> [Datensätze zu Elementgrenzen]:
________________________________________
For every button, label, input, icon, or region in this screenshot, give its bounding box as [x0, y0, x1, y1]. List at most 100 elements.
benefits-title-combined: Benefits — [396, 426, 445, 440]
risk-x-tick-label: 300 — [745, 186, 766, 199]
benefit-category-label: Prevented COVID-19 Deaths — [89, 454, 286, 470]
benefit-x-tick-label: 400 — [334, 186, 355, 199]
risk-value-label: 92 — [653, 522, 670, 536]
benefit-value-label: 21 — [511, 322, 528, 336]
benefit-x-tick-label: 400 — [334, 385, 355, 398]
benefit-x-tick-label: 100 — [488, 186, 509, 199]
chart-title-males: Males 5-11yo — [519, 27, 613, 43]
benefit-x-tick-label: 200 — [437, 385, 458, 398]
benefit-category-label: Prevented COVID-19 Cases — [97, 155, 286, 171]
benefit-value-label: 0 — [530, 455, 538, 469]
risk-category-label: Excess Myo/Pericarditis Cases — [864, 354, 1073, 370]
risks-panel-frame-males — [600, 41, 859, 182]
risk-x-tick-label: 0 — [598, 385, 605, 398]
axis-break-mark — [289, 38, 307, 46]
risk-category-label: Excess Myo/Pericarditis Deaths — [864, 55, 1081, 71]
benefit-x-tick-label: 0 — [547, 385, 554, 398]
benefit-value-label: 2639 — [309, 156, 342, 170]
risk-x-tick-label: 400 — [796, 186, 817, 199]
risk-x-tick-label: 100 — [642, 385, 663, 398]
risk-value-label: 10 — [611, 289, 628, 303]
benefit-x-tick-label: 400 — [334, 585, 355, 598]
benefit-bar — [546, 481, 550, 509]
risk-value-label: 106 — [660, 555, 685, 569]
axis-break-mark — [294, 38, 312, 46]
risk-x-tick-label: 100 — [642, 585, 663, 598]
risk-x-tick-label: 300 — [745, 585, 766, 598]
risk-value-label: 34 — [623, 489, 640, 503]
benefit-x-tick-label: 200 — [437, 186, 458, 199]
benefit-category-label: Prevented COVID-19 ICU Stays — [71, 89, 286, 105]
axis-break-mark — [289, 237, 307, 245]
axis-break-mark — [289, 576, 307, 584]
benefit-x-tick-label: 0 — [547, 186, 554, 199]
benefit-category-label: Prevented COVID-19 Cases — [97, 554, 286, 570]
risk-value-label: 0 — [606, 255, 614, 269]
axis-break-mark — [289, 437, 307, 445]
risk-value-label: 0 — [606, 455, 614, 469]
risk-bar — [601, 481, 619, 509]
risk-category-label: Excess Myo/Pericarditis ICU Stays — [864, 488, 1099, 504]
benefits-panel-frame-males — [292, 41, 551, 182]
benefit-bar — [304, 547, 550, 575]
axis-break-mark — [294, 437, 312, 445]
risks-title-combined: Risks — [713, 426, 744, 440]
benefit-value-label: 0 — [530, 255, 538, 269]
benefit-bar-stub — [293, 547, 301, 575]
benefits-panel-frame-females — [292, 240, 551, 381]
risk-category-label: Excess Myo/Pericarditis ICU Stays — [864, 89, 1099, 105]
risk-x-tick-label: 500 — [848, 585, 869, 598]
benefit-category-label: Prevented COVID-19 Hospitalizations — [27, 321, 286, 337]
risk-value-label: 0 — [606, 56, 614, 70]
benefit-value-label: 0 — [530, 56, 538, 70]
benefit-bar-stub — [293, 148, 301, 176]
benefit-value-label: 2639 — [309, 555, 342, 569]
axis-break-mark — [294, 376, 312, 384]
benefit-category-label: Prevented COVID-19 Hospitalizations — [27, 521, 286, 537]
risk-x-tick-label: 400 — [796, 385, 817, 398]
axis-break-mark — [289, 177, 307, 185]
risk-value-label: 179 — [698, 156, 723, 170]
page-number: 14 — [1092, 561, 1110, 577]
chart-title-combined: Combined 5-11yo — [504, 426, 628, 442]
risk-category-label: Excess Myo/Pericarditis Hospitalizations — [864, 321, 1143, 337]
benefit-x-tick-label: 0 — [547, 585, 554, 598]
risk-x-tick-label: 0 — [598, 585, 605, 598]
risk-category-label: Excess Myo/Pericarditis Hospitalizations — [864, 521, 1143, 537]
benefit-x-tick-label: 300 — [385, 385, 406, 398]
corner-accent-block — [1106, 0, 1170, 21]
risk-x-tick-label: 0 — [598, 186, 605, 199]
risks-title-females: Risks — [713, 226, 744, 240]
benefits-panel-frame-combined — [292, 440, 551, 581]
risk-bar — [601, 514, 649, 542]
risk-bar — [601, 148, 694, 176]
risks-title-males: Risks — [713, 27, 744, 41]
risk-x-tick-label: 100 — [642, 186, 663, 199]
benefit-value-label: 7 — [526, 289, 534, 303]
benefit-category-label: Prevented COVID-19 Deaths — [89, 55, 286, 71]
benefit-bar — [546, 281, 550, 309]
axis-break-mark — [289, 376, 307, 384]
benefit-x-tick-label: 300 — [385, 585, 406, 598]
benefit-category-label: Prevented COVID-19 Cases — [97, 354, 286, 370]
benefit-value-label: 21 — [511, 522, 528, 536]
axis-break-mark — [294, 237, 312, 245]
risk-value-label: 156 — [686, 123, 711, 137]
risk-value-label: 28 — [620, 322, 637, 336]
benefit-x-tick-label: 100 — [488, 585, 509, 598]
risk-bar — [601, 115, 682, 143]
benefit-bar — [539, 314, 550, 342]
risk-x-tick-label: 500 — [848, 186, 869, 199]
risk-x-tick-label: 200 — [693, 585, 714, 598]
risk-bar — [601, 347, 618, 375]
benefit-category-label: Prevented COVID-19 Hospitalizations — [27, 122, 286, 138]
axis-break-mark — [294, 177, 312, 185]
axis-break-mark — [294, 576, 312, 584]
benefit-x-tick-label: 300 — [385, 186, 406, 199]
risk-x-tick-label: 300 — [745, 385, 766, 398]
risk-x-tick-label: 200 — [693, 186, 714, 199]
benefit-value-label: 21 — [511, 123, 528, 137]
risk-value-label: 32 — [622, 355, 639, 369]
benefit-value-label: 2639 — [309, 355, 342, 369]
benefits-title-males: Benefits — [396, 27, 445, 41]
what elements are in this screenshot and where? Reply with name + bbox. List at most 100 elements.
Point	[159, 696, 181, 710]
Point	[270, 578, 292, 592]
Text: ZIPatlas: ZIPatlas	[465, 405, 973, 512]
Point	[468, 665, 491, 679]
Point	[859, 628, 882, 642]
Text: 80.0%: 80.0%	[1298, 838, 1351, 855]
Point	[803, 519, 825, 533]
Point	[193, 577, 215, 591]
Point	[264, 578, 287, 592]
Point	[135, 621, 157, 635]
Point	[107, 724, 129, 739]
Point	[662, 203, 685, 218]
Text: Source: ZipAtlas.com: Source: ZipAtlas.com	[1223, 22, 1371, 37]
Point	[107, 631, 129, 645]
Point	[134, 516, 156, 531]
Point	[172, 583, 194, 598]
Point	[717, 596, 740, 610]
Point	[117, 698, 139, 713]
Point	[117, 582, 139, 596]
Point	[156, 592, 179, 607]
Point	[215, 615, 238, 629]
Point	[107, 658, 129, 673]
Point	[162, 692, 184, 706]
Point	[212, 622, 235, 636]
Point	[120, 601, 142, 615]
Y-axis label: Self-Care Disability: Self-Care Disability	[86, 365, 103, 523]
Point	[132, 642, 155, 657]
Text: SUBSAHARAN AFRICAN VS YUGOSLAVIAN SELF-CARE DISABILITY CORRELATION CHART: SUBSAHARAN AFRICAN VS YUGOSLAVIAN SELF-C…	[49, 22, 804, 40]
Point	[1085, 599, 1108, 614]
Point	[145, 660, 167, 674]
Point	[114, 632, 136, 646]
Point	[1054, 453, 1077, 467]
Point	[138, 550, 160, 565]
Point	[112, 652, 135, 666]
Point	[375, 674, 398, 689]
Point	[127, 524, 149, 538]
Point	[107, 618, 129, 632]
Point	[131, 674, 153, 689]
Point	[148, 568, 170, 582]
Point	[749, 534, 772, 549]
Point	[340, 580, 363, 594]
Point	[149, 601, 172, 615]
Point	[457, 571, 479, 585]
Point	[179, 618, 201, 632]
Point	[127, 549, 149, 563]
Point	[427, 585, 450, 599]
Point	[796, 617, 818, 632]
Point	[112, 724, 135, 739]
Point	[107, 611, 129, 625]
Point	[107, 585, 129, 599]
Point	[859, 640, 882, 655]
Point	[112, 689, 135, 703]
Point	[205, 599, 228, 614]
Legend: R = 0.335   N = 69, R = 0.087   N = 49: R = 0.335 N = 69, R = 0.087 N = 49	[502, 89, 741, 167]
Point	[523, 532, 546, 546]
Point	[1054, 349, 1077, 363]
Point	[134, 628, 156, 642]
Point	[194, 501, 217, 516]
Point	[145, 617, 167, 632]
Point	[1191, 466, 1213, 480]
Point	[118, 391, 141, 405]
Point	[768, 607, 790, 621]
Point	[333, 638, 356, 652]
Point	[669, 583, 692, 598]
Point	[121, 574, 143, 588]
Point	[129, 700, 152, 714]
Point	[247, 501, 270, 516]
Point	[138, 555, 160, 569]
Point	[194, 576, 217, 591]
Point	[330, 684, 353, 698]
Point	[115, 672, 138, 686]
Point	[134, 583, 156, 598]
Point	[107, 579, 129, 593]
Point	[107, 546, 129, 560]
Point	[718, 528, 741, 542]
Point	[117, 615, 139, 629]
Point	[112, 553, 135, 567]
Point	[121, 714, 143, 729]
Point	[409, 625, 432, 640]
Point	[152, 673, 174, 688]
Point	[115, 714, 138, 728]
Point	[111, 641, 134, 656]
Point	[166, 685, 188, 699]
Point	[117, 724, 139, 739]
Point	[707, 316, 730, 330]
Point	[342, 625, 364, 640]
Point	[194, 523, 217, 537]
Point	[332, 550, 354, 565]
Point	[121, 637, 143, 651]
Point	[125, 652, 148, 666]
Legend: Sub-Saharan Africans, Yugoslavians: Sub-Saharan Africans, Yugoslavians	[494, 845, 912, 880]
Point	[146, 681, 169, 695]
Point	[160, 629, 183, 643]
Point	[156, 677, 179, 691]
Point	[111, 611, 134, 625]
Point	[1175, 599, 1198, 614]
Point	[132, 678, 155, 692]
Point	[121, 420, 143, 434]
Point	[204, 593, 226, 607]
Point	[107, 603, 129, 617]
________________________________________
> [AUFGABENSTELLUNG]: Ändere im Abschnitt vom Beginn des Materials bis einschließlich der Zeile mit „benefit-x-tick-label: 0 — [547, 186, 554, 199]“ jedes „Excess“ zu „Additional“. Gib nur diesen Abschnitt aus, sonst unverändert.

> [ERGEBNIS DER ÜBUNG]:
For every button, label, input, icon, or region in this screenshot, give its bounding box as [x0, y0, x1, y1]. List at most 100 elements.
benefits-title-combined: Benefits — [396, 426, 445, 440]
risk-x-tick-label: 300 — [745, 186, 766, 199]
benefit-category-label: Prevented COVID-19 Deaths — [89, 454, 286, 470]
benefit-x-tick-label: 400 — [334, 186, 355, 199]
risk-value-label: 92 — [653, 522, 670, 536]
benefit-value-label: 21 — [511, 322, 528, 336]
benefit-x-tick-label: 400 — [334, 385, 355, 398]
benefit-x-tick-label: 100 — [488, 186, 509, 199]
chart-title-males: Males 5-11yo — [519, 27, 613, 43]
benefit-x-tick-label: 200 — [437, 385, 458, 398]
benefit-category-label: Prevented COVID-19 Cases — [97, 155, 286, 171]
benefit-value-label: 0 — [530, 455, 538, 469]
risk-category-label: Additional Myo/Pericarditis Cases — [864, 354, 1073, 370]
risks-panel-frame-males — [600, 41, 859, 182]
risk-x-tick-label: 0 — [598, 385, 605, 398]
axis-break-mark — [289, 38, 307, 46]
risk-category-label: Additional Myo/Pericarditis Deaths — [864, 55, 1081, 71]
benefit-x-tick-label: 0 — [547, 385, 554, 398]
benefit-value-label: 2639 — [309, 156, 342, 170]
risk-x-tick-label: 400 — [796, 186, 817, 199]
risk-x-tick-label: 100 — [642, 385, 663, 398]
risk-value-label: 10 — [611, 289, 628, 303]
benefit-x-tick-label: 400 — [334, 585, 355, 598]
benefit-bar — [546, 481, 550, 509]
risk-value-label: 106 — [660, 555, 685, 569]
axis-break-mark — [294, 38, 312, 46]
risk-x-tick-label: 100 — [642, 585, 663, 598]
risk-x-tick-label: 300 — [745, 585, 766, 598]
risk-value-label: 34 — [623, 489, 640, 503]
benefit-x-tick-label: 200 — [437, 186, 458, 199]
benefit-category-label: Prevented COVID-19 ICU Stays — [71, 89, 286, 105]
axis-break-mark — [289, 237, 307, 245]
axis-break-mark — [289, 576, 307, 584]
benefit-x-tick-label: 0 — [547, 186, 554, 199]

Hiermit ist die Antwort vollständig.